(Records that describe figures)
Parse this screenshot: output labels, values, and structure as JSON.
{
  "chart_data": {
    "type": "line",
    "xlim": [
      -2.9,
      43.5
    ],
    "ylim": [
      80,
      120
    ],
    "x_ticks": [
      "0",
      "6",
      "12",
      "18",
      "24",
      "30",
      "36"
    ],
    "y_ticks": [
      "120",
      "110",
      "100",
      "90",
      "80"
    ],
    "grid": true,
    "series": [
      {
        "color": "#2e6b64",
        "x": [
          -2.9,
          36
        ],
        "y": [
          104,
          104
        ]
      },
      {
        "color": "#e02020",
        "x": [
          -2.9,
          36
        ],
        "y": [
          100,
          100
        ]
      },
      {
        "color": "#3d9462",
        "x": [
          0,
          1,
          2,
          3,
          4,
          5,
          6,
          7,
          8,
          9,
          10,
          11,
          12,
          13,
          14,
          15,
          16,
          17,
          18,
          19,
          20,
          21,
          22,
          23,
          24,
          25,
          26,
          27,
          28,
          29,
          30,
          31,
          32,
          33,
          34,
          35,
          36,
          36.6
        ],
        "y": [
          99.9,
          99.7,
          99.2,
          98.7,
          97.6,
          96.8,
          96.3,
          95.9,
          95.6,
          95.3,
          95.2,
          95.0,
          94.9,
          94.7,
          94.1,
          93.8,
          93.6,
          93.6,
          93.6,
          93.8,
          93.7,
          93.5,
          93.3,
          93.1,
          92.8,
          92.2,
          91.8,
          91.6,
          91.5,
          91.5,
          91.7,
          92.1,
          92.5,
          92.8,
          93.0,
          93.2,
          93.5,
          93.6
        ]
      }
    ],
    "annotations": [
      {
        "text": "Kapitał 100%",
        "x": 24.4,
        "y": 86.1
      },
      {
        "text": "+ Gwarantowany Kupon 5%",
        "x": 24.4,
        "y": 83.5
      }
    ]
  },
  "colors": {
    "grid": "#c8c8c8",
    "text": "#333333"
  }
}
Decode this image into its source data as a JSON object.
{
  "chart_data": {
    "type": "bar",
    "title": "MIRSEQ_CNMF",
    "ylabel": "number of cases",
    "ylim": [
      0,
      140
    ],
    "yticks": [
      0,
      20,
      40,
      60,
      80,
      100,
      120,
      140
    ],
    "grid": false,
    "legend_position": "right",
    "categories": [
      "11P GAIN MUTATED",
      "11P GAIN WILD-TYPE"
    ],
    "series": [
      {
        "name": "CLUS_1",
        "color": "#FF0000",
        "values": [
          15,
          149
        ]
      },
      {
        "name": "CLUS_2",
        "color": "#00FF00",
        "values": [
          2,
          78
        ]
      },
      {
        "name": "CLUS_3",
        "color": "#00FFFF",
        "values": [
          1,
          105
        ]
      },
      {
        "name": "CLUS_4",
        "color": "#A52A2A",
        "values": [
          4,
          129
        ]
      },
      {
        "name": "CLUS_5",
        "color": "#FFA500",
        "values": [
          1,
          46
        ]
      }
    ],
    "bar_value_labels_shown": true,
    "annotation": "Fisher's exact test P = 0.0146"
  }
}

→ **SET TASK**:
Extract all the material, leaving every line as it is.

→ **COMPLETE ANSWER**:
Parse this screenshot: output labels, values, and structure as JSON.
{
  "chart_data": {
    "type": "line",
    "xlim": [
      -2.9,
      43.5
    ],
    "ylim": [
      80,
      120
    ],
    "x_ticks": [
      "0",
      "6",
      "12",
      "18",
      "24",
      "30",
      "36"
    ],
    "y_ticks": [
      "120",
      "110",
      "100",
      "90",
      "80"
    ],
    "grid": true,
    "series": [
      {
        "color": "#2e6b64",
        "x": [
          -2.9,
          36
        ],
        "y": [
          104,
          104
        ]
      },
      {
        "color": "#e02020",
        "x": [
          -2.9,
          36
        ],
        "y": [
          100,
          100
        ]
      },
      {
        "color": "#3d9462",
        "x": [
          0,
          1,
          2,
          3,
          4,
          5,
          6,
          7,
          8,
          9,
          10,
          11,
          12,
          13,
          14,
          15,
          16,
          17,
          18,
          19,
          20,
          21,
          22,
          23,
          24,
          25,
          26,
          27,
          28,
          29,
          30,
          31,
          32,
          33,
          34,
          35,
          36,
          36.6
        ],
        "y": [
          99.9,
          99.7,
          99.2,
          98.7,
          97.6,
          96.8,
          96.3,
          95.9,
          95.6,
          95.3,
          95.2,
          95.0,
          94.9,
          94.7,
          94.1,
          93.8,
          93.6,
          93.6,
          93.6,
          93.8,
          93.7,
          93.5,
          93.3,
          93.1,
          92.8,
          92.2,
          91.8,
          91.6,
          91.5,
          91.5,
          91.7,
          92.1,
          92.5,
          92.8,
          93.0,
          93.2,
          93.5,
          93.6
        ]
      }
    ],
    "annotations": [
      {
        "text": "Kapitał 100%",
        "x": 24.4,
        "y": 86.1
      },
      {
        "text": "+ Gwarantowany Kupon 5%",
        "x": 24.4,
        "y": 83.5
      }
    ]
  },
  "colors": {
    "grid": "#c8c8c8",
    "text": "#333333"
  }
}
Decode this image into its source data as a JSON object.
{
  "chart_data": {
    "type": "bar",
    "title": "MIRSEQ_CNMF",
    "ylabel": "number of cases",
    "ylim": [
      0,
      140
    ],
    "yticks": [
      0,
      20,
      40,
      60,
      80,
      100,
      120,
      140
    ],
    "grid": false,
    "legend_position": "right",
    "categories": [
      "11P GAIN MUTATED",
      "11P GAIN WILD-TYPE"
    ],
    "series": [
      {
        "name": "CLUS_1",
        "color": "#FF0000",
        "values": [
          15,
          149
        ]
      },
      {
        "name": "CLUS_2",
        "color": "#00FF00",
        "values": [
          2,
          78
        ]
      },
      {
        "name": "CLUS_3",
        "color": "#00FFFF",
        "values": [
          1,
          105
        ]
      },
      {
        "name": "CLUS_4",
        "color": "#A52A2A",
        "values": [
          4,
          129
        ]
      },
      {
        "name": "CLUS_5",
        "color": "#FFA500",
        "values": [
          1,
          46
        ]
      }
    ],
    "bar_value_labels_shown": true,
    "annotation": "Fisher's exact test P = 0.0146"
  }
}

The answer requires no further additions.